- [TASK TO COMPLETE]
Copy out, word for word, the stretch of the supermarket post from "Reason number 3" through "catch the virus.".

- [GIVEN TEXT]
▽

Reason number 3
For starters: I do think that using the concept of staying out of the infection-spreading zone of other people is a really, really good idea. I'm in the high risk group of people; trust me, I do not want to catch the virus.
My wife went to go shopping yesterday. It took her hours to get into the supermarket. HOURS. There were lines formed and directed outside by the staff, and she tells me that no way were the lines at a safe distance from each other. Then some supervisor shouted if someone over 70 was there, there was, and the gentleman was led along the line of other people in the queue --- no distance at all, instead of being led around the outside.
Get this: he was led along the queue, exposed to ever single &^%$* other person waiting, with no distance kept at all. My wife jokingly said to him "you're not 2m away from me" and he just about jumped out of his skin and apologized to her. It wasn't his fault.

△

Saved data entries
▽

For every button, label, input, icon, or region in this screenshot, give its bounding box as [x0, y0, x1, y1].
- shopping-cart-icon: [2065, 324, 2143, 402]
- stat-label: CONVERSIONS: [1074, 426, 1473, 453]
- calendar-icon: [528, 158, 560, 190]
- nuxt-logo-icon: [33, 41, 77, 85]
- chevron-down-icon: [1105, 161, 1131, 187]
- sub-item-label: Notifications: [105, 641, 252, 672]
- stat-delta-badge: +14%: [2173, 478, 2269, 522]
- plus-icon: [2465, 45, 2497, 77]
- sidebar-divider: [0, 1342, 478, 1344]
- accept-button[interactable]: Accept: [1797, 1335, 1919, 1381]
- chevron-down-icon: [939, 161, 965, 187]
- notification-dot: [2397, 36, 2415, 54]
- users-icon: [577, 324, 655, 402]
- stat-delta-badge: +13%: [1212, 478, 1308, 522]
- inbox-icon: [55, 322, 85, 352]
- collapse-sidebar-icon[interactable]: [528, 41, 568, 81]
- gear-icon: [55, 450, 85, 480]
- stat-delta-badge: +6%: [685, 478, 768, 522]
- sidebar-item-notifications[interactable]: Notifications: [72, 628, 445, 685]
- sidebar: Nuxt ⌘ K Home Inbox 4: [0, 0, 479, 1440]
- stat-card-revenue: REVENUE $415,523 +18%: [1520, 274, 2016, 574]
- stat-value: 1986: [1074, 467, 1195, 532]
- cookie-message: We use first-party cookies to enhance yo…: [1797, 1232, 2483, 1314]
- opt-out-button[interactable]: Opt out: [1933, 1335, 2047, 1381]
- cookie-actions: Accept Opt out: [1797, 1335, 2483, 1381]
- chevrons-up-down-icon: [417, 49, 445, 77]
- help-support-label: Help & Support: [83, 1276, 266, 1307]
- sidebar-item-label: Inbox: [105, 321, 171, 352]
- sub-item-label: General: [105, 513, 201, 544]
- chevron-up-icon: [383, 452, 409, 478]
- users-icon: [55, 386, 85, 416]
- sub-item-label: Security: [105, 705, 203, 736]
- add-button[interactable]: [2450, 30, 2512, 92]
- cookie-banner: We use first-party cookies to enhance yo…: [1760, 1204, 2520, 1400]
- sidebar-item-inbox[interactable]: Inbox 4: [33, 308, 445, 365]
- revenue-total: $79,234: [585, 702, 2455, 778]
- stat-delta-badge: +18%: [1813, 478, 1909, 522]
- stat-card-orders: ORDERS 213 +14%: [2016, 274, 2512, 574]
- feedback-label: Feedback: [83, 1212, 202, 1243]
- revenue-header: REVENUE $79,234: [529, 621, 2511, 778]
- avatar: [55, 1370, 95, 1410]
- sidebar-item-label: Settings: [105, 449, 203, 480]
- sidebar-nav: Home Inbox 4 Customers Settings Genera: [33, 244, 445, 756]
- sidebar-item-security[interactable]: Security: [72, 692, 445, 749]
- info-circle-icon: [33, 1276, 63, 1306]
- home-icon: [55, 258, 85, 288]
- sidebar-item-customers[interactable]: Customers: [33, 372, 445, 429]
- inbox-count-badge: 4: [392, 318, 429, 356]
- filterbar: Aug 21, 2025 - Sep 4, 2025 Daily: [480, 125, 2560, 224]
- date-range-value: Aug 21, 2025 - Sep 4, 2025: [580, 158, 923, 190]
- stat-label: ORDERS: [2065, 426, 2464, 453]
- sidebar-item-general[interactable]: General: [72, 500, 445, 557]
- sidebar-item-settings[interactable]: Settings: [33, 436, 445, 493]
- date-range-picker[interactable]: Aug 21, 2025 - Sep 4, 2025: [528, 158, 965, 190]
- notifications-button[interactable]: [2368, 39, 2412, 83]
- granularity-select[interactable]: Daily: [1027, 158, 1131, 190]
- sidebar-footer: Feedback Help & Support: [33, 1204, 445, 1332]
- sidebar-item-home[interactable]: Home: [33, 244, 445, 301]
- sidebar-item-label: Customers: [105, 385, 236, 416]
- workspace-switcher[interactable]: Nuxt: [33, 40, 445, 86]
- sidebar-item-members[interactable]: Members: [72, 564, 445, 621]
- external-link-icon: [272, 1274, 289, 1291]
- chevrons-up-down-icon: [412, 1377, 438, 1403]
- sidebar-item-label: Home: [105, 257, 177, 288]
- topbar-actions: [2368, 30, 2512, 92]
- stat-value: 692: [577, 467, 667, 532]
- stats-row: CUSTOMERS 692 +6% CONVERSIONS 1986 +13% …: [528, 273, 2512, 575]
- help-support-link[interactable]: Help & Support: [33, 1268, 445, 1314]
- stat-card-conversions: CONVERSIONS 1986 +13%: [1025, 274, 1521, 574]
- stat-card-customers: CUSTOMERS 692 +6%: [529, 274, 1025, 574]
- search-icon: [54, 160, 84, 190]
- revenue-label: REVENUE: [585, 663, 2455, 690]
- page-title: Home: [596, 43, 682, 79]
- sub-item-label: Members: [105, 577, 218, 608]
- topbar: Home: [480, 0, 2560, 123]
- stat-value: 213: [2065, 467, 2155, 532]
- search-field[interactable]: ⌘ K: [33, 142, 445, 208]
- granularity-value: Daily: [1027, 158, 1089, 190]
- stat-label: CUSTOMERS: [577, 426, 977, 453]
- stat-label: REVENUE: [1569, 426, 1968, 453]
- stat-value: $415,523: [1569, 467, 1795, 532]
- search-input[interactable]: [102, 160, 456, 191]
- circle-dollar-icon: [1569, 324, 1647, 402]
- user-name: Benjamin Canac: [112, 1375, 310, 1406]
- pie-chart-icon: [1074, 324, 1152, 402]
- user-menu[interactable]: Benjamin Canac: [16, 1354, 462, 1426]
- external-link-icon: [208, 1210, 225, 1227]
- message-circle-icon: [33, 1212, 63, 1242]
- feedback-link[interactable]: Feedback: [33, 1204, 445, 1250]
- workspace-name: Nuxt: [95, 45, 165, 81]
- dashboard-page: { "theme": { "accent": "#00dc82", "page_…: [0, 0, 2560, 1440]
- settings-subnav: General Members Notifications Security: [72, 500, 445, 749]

△

- [REPLY TO THE EXERCISE]
Reason number 3
For starters: I do think that using the concept of staying out of the infection-spreading zone of other people is a really, really good idea. I'm in the high risk group of people; trust me, I do not want to catch the virus.